* **Written exercise**
Print the entries verbatim, leaving out the images they contain.
───
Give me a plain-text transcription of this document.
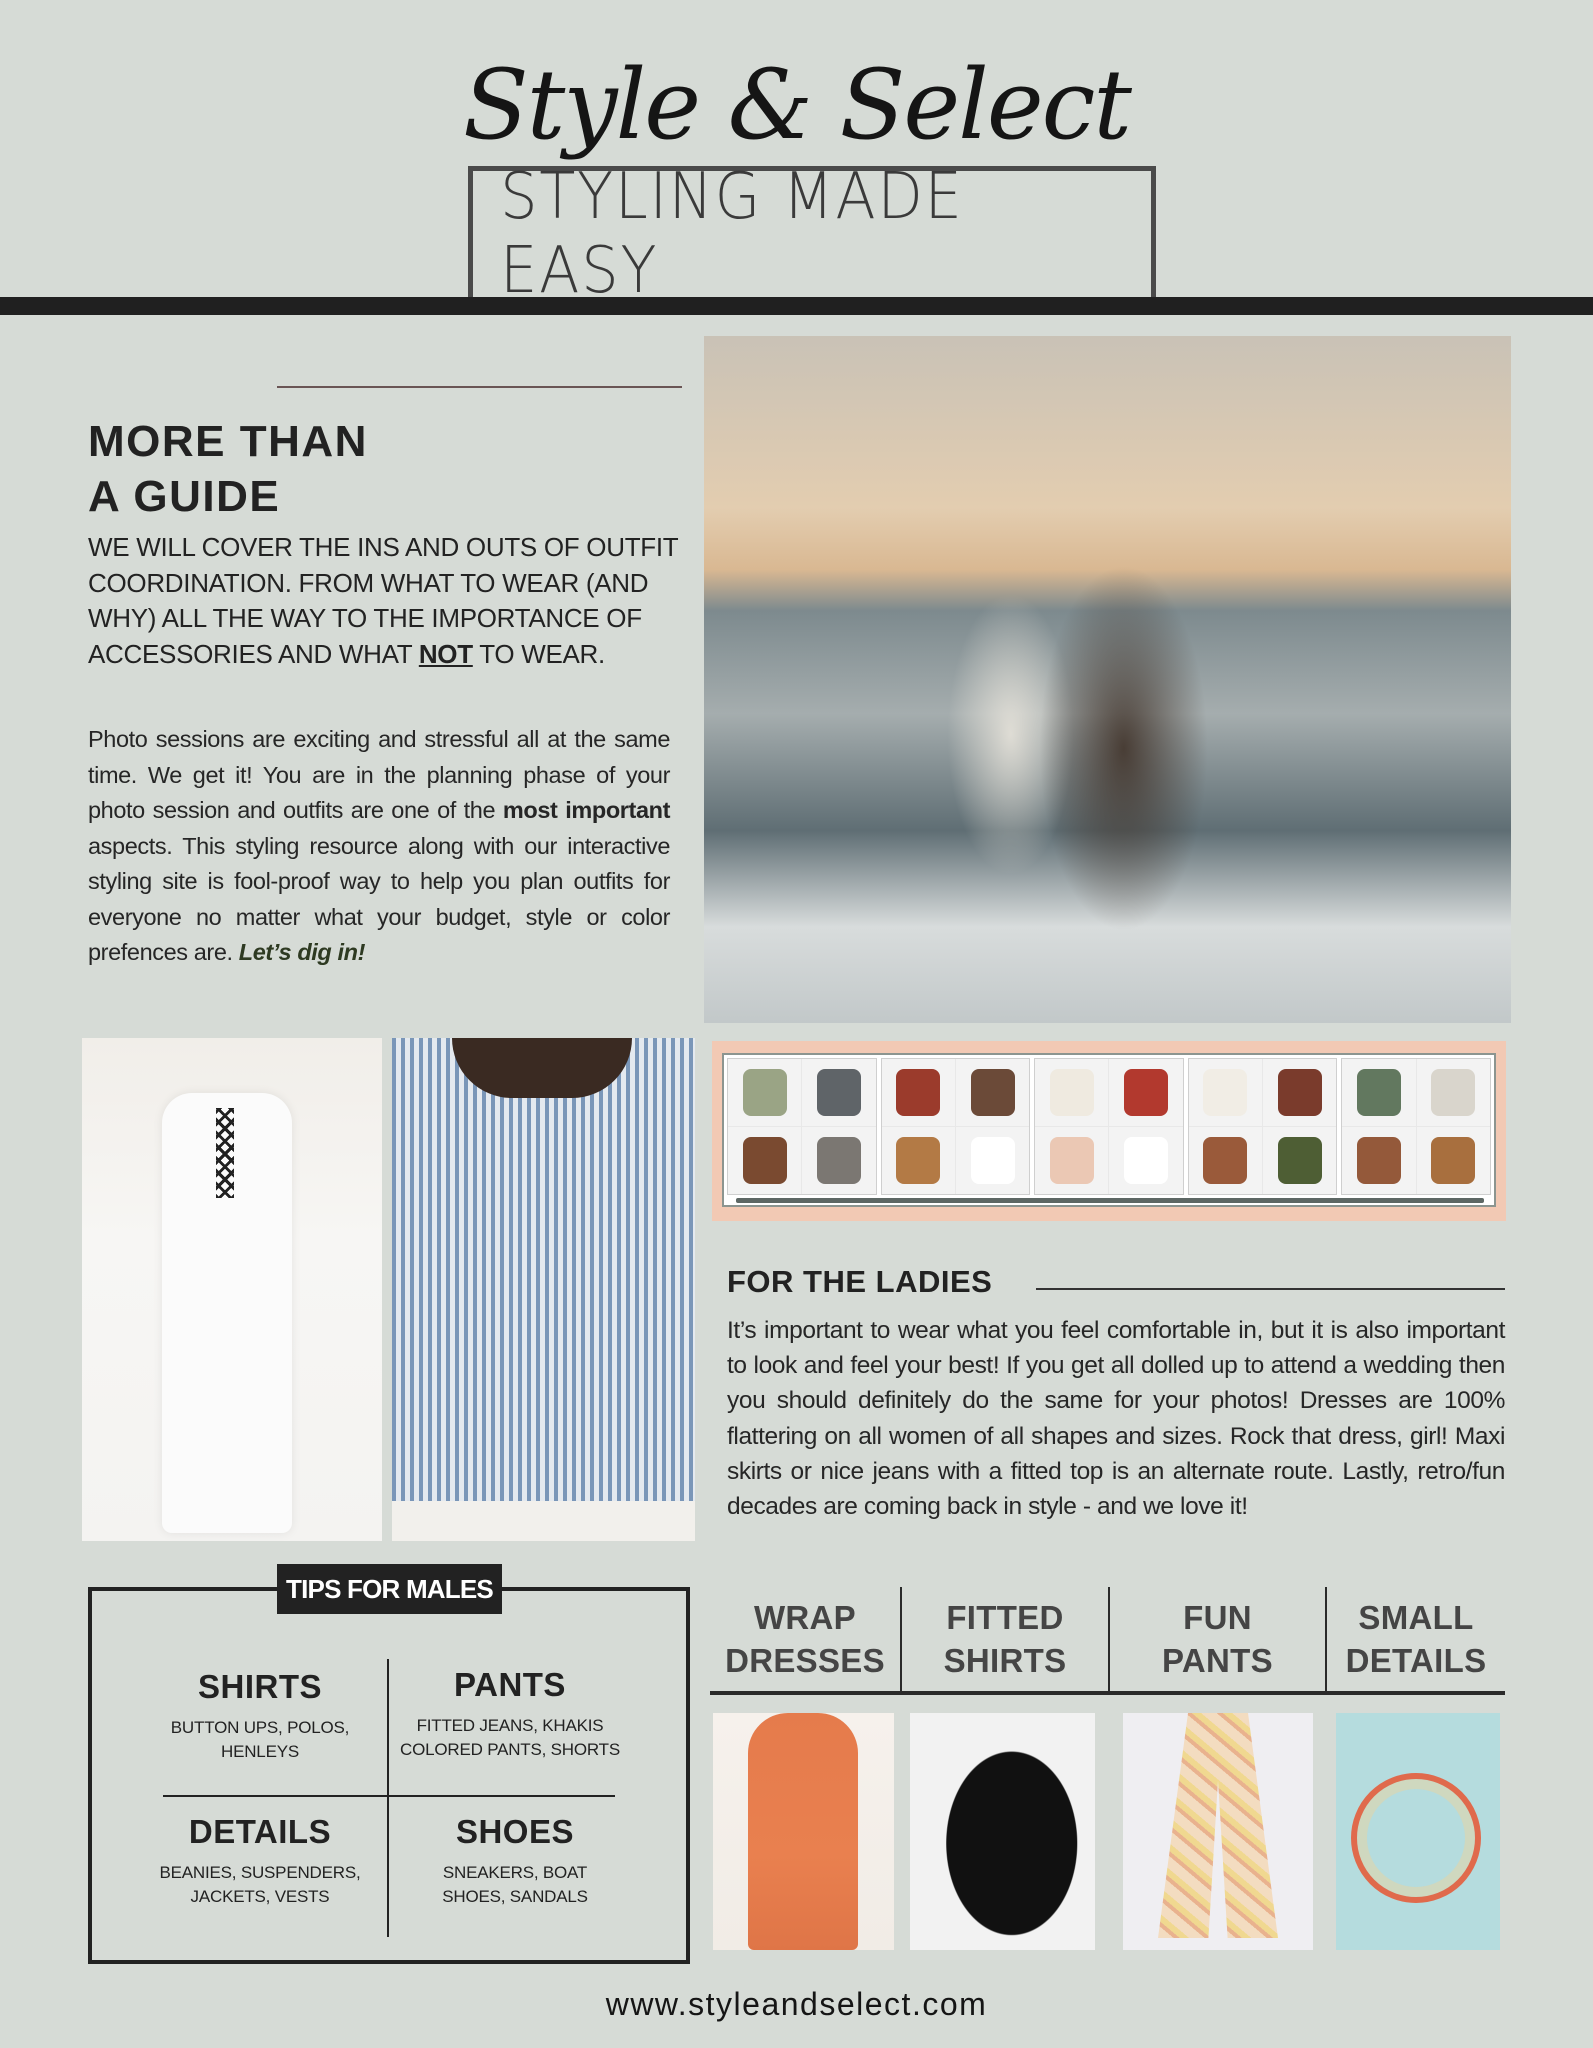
Style & Select
STYLING MADE EASY
MORE THAN
A GUIDE

WE WILL COVER THE INS AND OUTS OF OUTFIT COORDINATION. FROM WHAT TO WEAR (AND WHY) ALL THE WAY TO THE IMPORTANCE OF ACCESSORIES AND WHAT NOT TO WEAR.

Photo sessions are exciting and stressful all at the same time. We get it! You are in the planning phase of your photo session and outfits are one of the most important aspects. This styling resource along with our interactive styling site is fool-proof way to help you plan outfits for everyone no matter what your budget, style or color prefences are. Let’s dig in!

FOR THE LADIES

It’s important to wear what you feel comfortable in, but it is also important to look and feel your best! If you get all dolled up to attend a wedding then you should definitely do the same for your photos! Dresses are 100% flattering on all women of all shapes and sizes. Rock that dress, girl! Maxi skirts or nice jeans with a fitted top is an alternate route. Lastly, retro/fun decades are coming back in style - and we love it!

TIPS FOR MALES
SHIRTS
BUTTON UPS, POLOS,
HENLEYS
PANTS
FITTED JEANS, KHAKIS
COLORED PANTS, SHORTS
DETAILS
BEANIES, SUSPENDERS,
JACKETS, VESTS
SHOES
SNEAKERS, BOAT
SHOES, SANDALS
WRAP
DRESSES
FITTED
SHIRTS
FUN
PANTS
SMALL
DETAILS
www.styleandselect.com
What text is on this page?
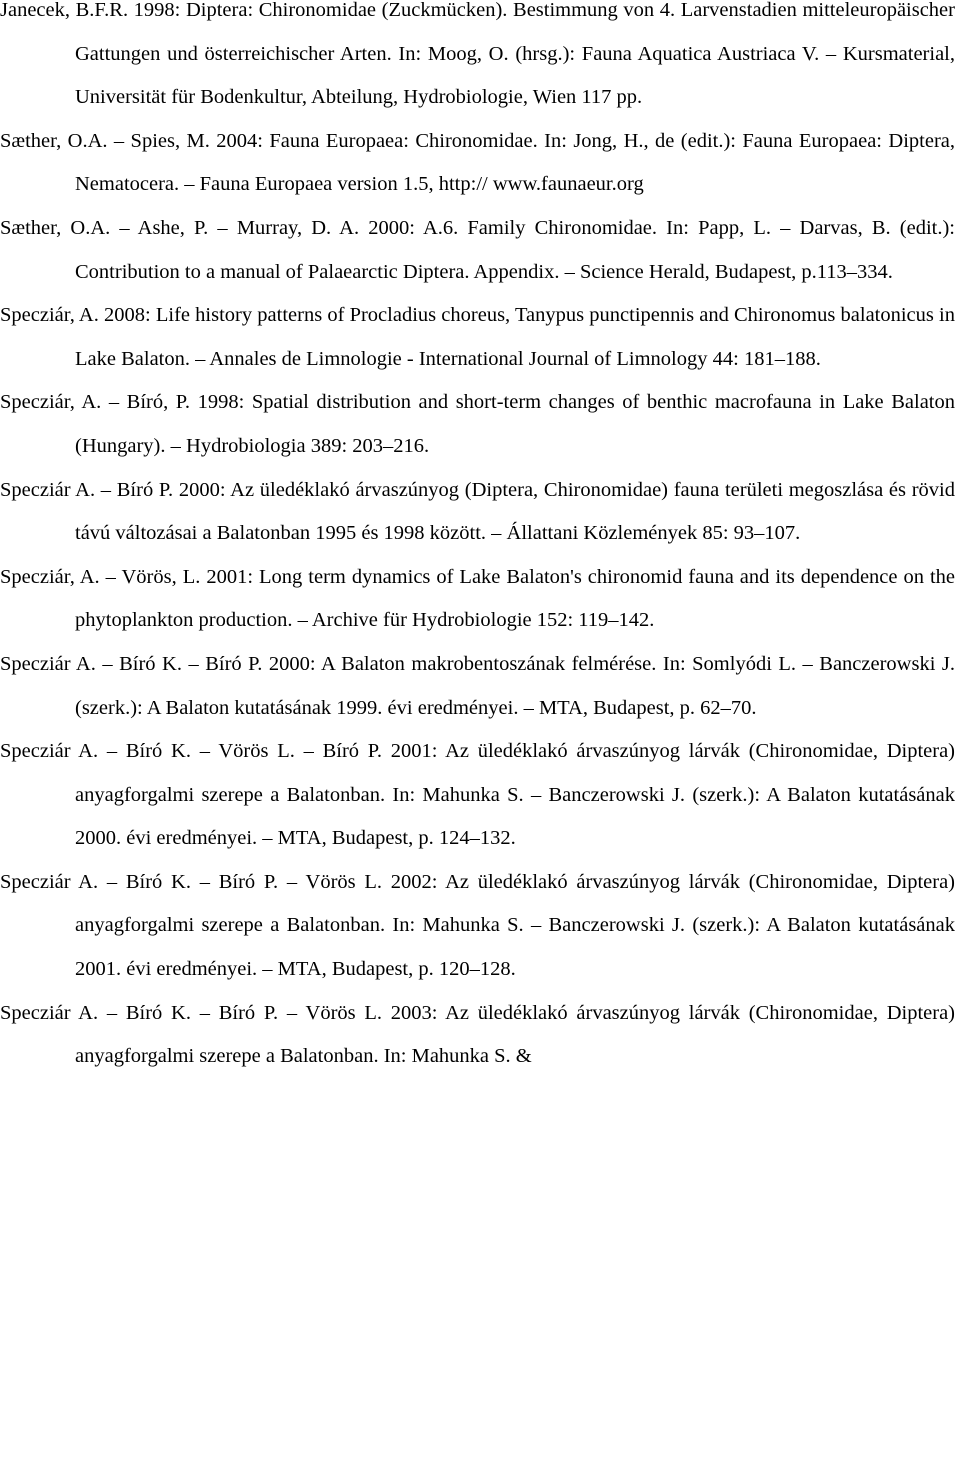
Janecek, B.F.R. 1998: Diptera: Chironomidae (Zuckmücken). Bestimmung von 4. Larvenstadien mitteleuropäischer Gattungen und österreichischer Arten. In: Moog, O. (hrsg.): Fauna Aquatica Austriaca V. – Kursmaterial, Universität für Bodenkultur, Abteilung, Hydrobiologie, Wien 117 pp.

Sæther, O.A. – Spies, M. 2004: Fauna Europaea: Chironomidae. In: Jong, H., de (edit.): Fauna Europaea: Diptera, Nematocera. – Fauna Europaea version 1.5, http:// www.faunaeur.org

Sæther, O.A. – Ashe, P. – Murray, D. A. 2000: A.6. Family Chironomidae. In: Papp, L. – Darvas, B. (edit.): Contribution to a manual of Palaearctic Diptera. Appendix. – Science Herald, Budapest, p.113–334.

Specziár, A. 2008: Life history patterns of Procladius choreus, Tanypus punctipennis and Chironomus balatonicus in Lake Balaton. – Annales de Limnologie - International Journal of Limnology 44: 181–188.

Specziár, A. – Bíró, P. 1998: Spatial distribution and short-term changes of benthic macrofauna in Lake Balaton (Hungary). – Hydrobiologia 389: 203–216.

Specziár A. – Bíró P. 2000: Az üledéklakó árvaszúnyog (Diptera, Chironomidae) fauna területi megoszlása és rövid távú változásai a Balatonban 1995 és 1998 között. – Állattani Közlemények 85: 93–107.

Specziár, A. – Vörös, L. 2001: Long term dynamics of Lake Balaton's chironomid fauna and its dependence on the phytoplankton production. – Archive für Hydrobiologie 152: 119–142.

Specziár A. – Bíró K. – Bíró P. 2000: A Balaton makrobentoszának felmérése. In: Somlyódi L. – Banczerowski J. (szerk.): A Balaton kutatásának 1999. évi eredményei. – MTA, Budapest, p. 62–70.

Specziár A. – Bíró K. – Vörös L. – Bíró P. 2001: Az üledéklakó árvaszúnyog lárvák (Chironomidae, Diptera) anyagforgalmi szerepe a Balatonban. In: Mahunka S. – Banczerowski J. (szerk.): A Balaton kutatásának 2000. évi eredményei. – MTA, Budapest, p. 124–132.

Specziár A. – Bíró K. – Bíró P. – Vörös L. 2002: Az üledéklakó árvaszúnyog lárvák (Chironomidae, Diptera) anyagforgalmi szerepe a Balatonban. In: Mahunka S. – Banczerowski J. (szerk.): A Balaton kutatásának 2001. évi eredményei. – MTA, Budapest, p. 120–128.

Specziár A. – Bíró K. – Bíró P. – Vörös L. 2003: Az üledéklakó árvaszúnyog lárvák (Chironomidae, Diptera) anyagforgalmi szerepe a Balatonban. In: Mahunka S. &
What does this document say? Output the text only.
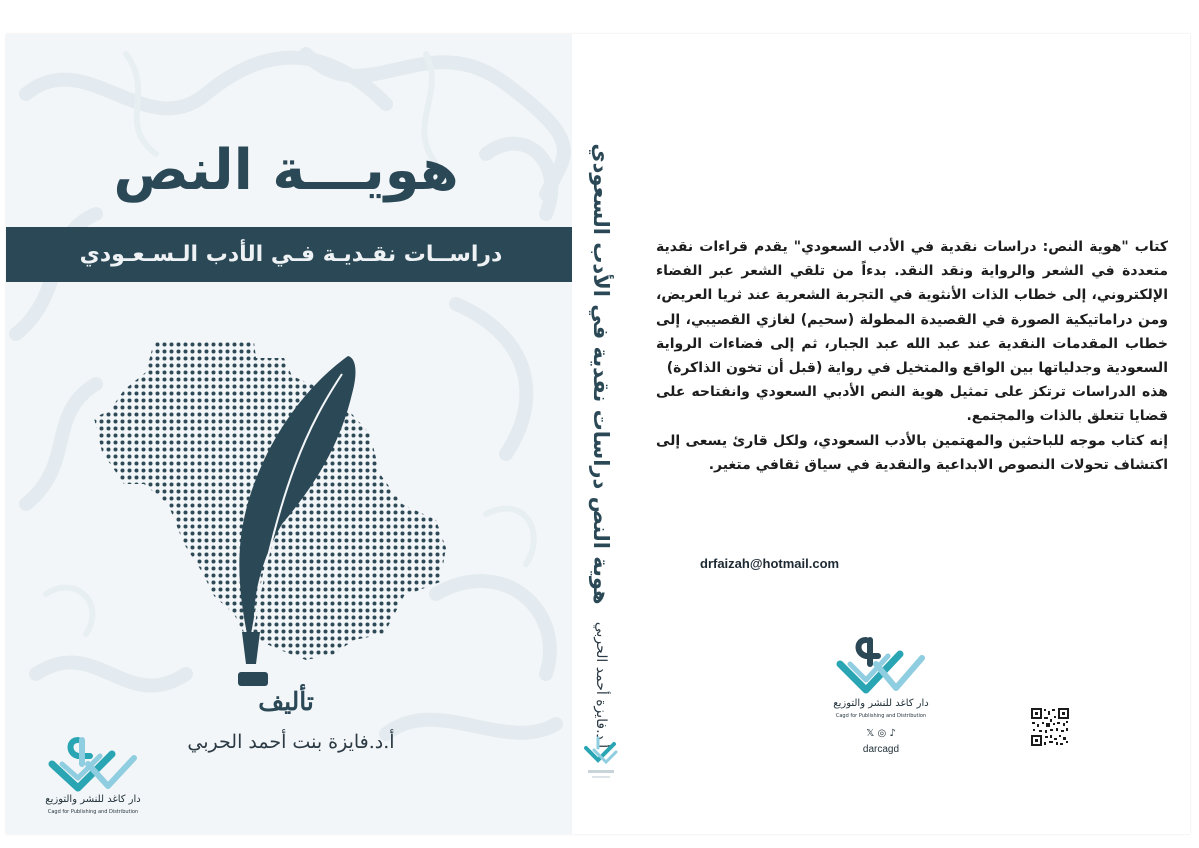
هويـــة النص
دراســات نقـديـة فـي الأدب الـسـعـودي
تأليف
أ.د.فايزة بنت أحمد الحربي
دار كاغد للنشر والتوزيع
Cagd for Publishing and Distribution
هوية النص دراسات نقدية في الأدب السعودي
أ.د.فايزة أحمد الحربي

كتاب "هوية النص: دراسات نقدية في الأدب السعودي" يقدم قراءات نقدية متعددة في الشعر والرواية ونقد النقد. بدءاً من تلقي الشعر عبر الفضاء الإلكتروني، إلى خطاب الذات الأنثوية في التجربة الشعرية عند ثريا العريض، ومن دراماتيكية الصورة في القصيدة المطولة (سحيم) لغازي القصيبي، إلى خطاب المقدمات النقدية عند عبد الله عبد الجبار، ثم إلى فضاءات الرواية السعودية وجدلياتها بين الواقع والمتخيل في رواية (قبل أن تخون الذاكرة)

هذه الدراسات ترتكز على تمثيل هوية النص الأدبي السعودي وانفتاحه على قضايا تتعلق بالذات والمجتمع.

إنه كتاب موجه للباحثين والمهتمين بالأدب السعودي، ولكل قارئ يسعى إلى اكتشاف تحولات النصوص الابداعية والنقدية في سياق ثقافي متغير.

drfaizah@hotmail.com
دار كاغد للنشر والتوزيع
Cagd for Publishing and Distribution
𝕏 ◎ ♪
darcagd
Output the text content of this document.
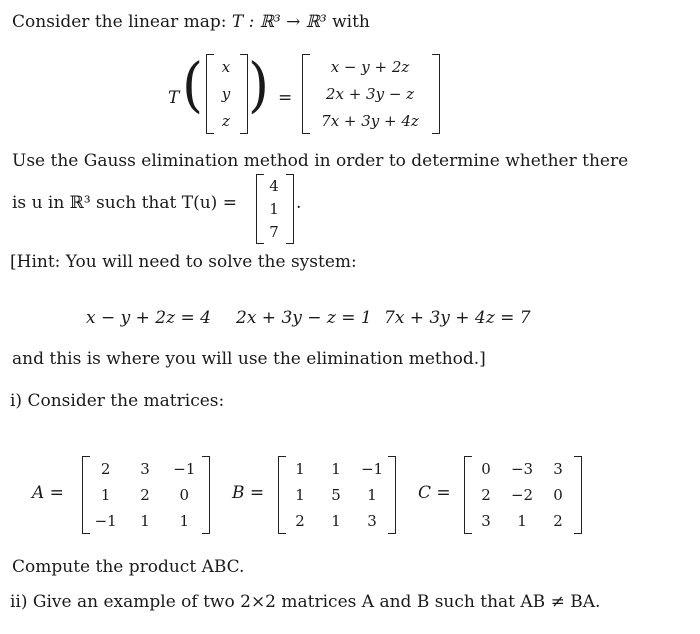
Consider the linear map: T : ℝ³ → ℝ³ with
T ( x
y
z
) =
x − y + 2z
2x + 3y − z
7x + 3y + 4z
Use the Gauss elimination method in order to determine whether there
is u in ℝ³ such that T(u) =
4
1
7
.
[Hint: You will need to solve the system:
x − y + 2z = 4 2x + 3y − z = 1 7x + 3y + 4z = 7
and this is where you will use the elimination method.]
i) Consider the matrices:
A =
2 3 −1
1 2 0
−1 1 1
B =
1 1 −1
1 5 1
2 1 3
C =
0 −3 3
2 −2 0
3 1 2
Compute the product ABC.
ii) Give an example of two 2×2 matrices A and B such that AB ≠ BA.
───
* **Exercise solution**
Give me a plain-text transcription of this document.
Style & Select
STYLING MADE EASY
MORE THAN
A GUIDE

WE WILL COVER THE INS AND OUTS OF OUTFIT COORDINATION. FROM WHAT TO WEAR (AND WHY) ALL THE WAY TO THE IMPORTANCE OF ACCESSORIES AND WHAT NOT TO WEAR.

Photo sessions are exciting and stressful all at the same time. We get it! You are in the planning phase of your photo session and outfits are one of the most important aspects. This styling resource along with our interactive styling site is fool-proof way to help you plan outfits for everyone no matter what your budget, style or color prefences are. Let’s dig in!

FOR THE LADIES

It’s important to wear what you feel comfortable in, but it is also important to look and feel your best! If you get all dolled up to attend a wedding then you should definitely do the same for your photos! Dresses are 100% flattering on all women of all shapes and sizes. Rock that dress, girl! Maxi skirts or nice jeans with a fitted top is an alternate route. Lastly, retro/fun decades are coming back in style - and we love it!

TIPS FOR MALES
SHIRTS
BUTTON UPS, POLOS,
HENLEYS
PANTS
FITTED JEANS, KHAKIS
COLORED PANTS, SHORTS
DETAILS
BEANIES, SUSPENDERS,
JACKETS, VESTS
SHOES
SNEAKERS, BOAT
SHOES, SANDALS
WRAP
DRESSES
FITTED
SHIRTS
FUN
PANTS
SMALL
DETAILS
www.styleandselect.com
What text is on this page?
Janecek, B.F.R. 1998: Diptera: Chironomidae (Zuckmücken). Bestimmung von 4. Larvenstadien mitteleuropäischer Gattungen und österreichischer Arten. In: Moog, O. (hrsg.): Fauna Aquatica Austriaca V. – Kursmaterial, Universität für Bodenkultur, Abteilung, Hydrobiologie, Wien 117 pp.

Sæther, O.A. – Spies, M. 2004: Fauna Europaea: Chironomidae. In: Jong, H., de (edit.): Fauna Europaea: Diptera, Nematocera. – Fauna Europaea version 1.5, http:// www.faunaeur.org

Sæther, O.A. – Ashe, P. – Murray, D. A. 2000: A.6. Family Chironomidae. In: Papp, L. – Darvas, B. (edit.): Contribution to a manual of Palaearctic Diptera. Appendix. – Science Herald, Budapest, p.113–334.

Specziár, A. 2008: Life history patterns of Procladius choreus, Tanypus punctipennis and Chironomus balatonicus in Lake Balaton. – Annales de Limnologie - International Journal of Limnology 44: 181–188.

Specziár, A. – Bíró, P. 1998: Spatial distribution and short-term changes of benthic macrofauna in Lake Balaton (Hungary). – Hydrobiologia 389: 203–216.

Specziár A. – Bíró P. 2000: Az üledéklakó árvaszúnyog (Diptera, Chironomidae) fauna területi megoszlása és rövid távú változásai a Balatonban 1995 és 1998 között. – Állattani Közlemények 85: 93–107.

Specziár, A. – Vörös, L. 2001: Long term dynamics of Lake Balaton's chironomid fauna and its dependence on the phytoplankton production. – Archive für Hydrobiologie 152: 119–142.

Specziár A. – Bíró K. – Bíró P. 2000: A Balaton makrobentoszának felmérése. In: Somlyódi L. – Banczerowski J. (szerk.): A Balaton kutatásának 1999. évi eredményei. – MTA, Budapest, p. 62–70.

Specziár A. – Bíró K. – Vörös L. – Bíró P. 2001: Az üledéklakó árvaszúnyog lárvák (Chironomidae, Diptera) anyagforgalmi szerepe a Balatonban. In: Mahunka S. – Banczerowski J. (szerk.): A Balaton kutatásának 2000. évi eredményei. – MTA, Budapest, p. 124–132.

Specziár A. – Bíró K. – Bíró P. – Vörös L. 2002: Az üledéklakó árvaszúnyog lárvák (Chironomidae, Diptera) anyagforgalmi szerepe a Balatonban. In: Mahunka S. – Banczerowski J. (szerk.): A Balaton kutatásának 2001. évi eredményei. – MTA, Budapest, p. 120–128.

Specziár A. – Bíró K. – Bíró P. – Vörös L. 2003: Az üledéklakó árvaszúnyog lárvák (Chironomidae, Diptera) anyagforgalmi szerepe a Balatonban. In: Mahunka S. &
What does this document say? Output the text only.
هويـــة النص
دراســات نقـديـة فـي الأدب الـسـعـودي
تأليف
أ.د.فايزة بنت أحمد الحربي
دار كاغد للنشر والتوزيع
Cagd for Publishing and Distribution
هوية النص دراسات نقدية في الأدب السعودي
أ.د.فايزة أحمد الحربي

كتاب "هوية النص: دراسات نقدية في الأدب السعودي" يقدم قراءات نقدية متعددة في الشعر والرواية ونقد النقد. بدءاً من تلقي الشعر عبر الفضاء الإلكتروني، إلى خطاب الذات الأنثوية في التجربة الشعرية عند ثريا العريض، ومن دراماتيكية الصورة في القصيدة المطولة (سحيم) لغازي القصيبي، إلى خطاب المقدمات النقدية عند عبد الله عبد الجبار، ثم إلى فضاءات الرواية السعودية وجدلياتها بين الواقع والمتخيل في رواية (قبل أن تخون الذاكرة)

هذه الدراسات ترتكز على تمثيل هوية النص الأدبي السعودي وانفتاحه على قضايا تتعلق بالذات والمجتمع.

إنه كتاب موجه للباحثين والمهتمين بالأدب السعودي، ولكل قارئ يسعى إلى اكتشاف تحولات النصوص الابداعية والنقدية في سياق ثقافي متغير.

drfaizah@hotmail.com
دار كاغد للنشر والتوزيع
Cagd for Publishing and Distribution
𝕏 ◎ ♪
darcagd
Output the text content of this document.
Consider the linear map: T : ℝ³ → ℝ³ with
T ( x
y
z
) =
x − y + 2z
2x + 3y − z
7x + 3y + 4z
Use the Gauss elimination method in order to determine whether there
is u in ℝ³ such that T(u) =
4
1
7
.
[Hint: You will need to solve the system:
x − y + 2z = 4 2x + 3y − z = 1 7x + 3y + 4z = 7
and this is where you will use the elimination method.]
i) Consider the matrices:
A =
2 3 −1
1 2 0
−1 1 1
B =
1 1 −1
1 5 1
2 1 3
C =
0 −3 3
2 −2 0
3 1 2
Compute the product ABC.
ii) Give an example of two 2×2 matrices A and B such that AB ≠ BA.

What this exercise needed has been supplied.